§ **TASK OBJECTIVE**
Copy exactly the lines from the one containing "Convert this document image to plain text." through the last line of the records below, including both, and leave out any pictures.

Raw records
*****
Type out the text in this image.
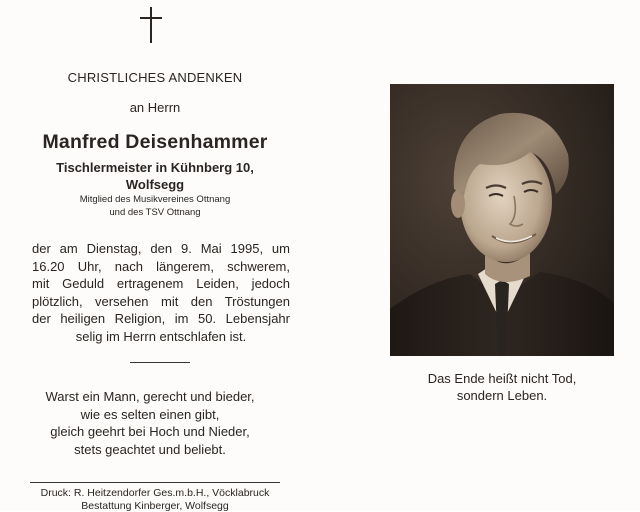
CHRISTLICHES ANDENKEN
an Herrn
Manfred Deisenhammer
Tischlermeister in Kühnberg 10,
Wolfsegg
Mitglied des Musikvereines Ottnang
und des TSV Ottnang
der am Dienstag, den 9. Mai 1995, um
16.20 Uhr, nach längerem, schwerem,
mit Geduld ertragenem Leiden, jedoch
plötzlich, versehen mit den Tröstungen
der heiligen Religion, im 50. Lebensjahr
selig im Herrn entschlafen ist.
Warst ein Mann, gerecht und bieder,
wie es selten einen gibt,
gleich geehrt bei Hoch und Nieder,
stets geachtet und beliebt.
Druck: R. Heitzendorfer Ges.m.b.H., Vöcklabruck
Bestattung Kinberger, Wolfsegg
Das Ende heißt nicht Tod,
sondern Leben.
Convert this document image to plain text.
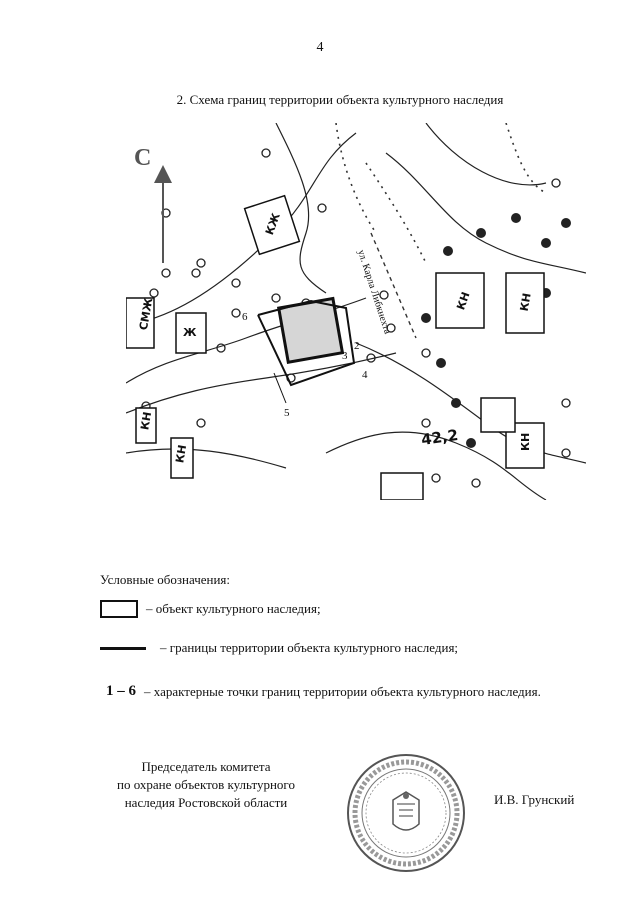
4
2. Схема границ территории объекта культурного наследия
КЖ
КН
СМЖ
Ж
КН
КН
КН
КН
С
6
2
3
4
5
ул. Карла Либкнехта
42,2
Условные обозначения:
– объект культурного наследия;
– границы территории объекта культурного наследия;
1 – 6 – характерные точки границ территории объекта культурного наследия.
Председатель комитета
по охране объектов культурного
наследия Ростовской области	И.В. Грунский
*****
§ **RESULT OF THIS EXERCISE**
Convert this document image to plain text.
4
2. Схема границ территории объекта культурного наследия
КЖ
КН
СМЖ
Ж
КН
КН
КН
КН
С
6
2
3
4
5
ул. Карла Либкнехта
42,2
Условные обозначения:
– объект культурного наследия;
– границы территории объекта культурного наследия;
1 – 6 – характерные точки границ территории объекта культурного наследия.
Председатель комитета
по охране объектов культурного
наследия Ростовской области	И.В. Грунский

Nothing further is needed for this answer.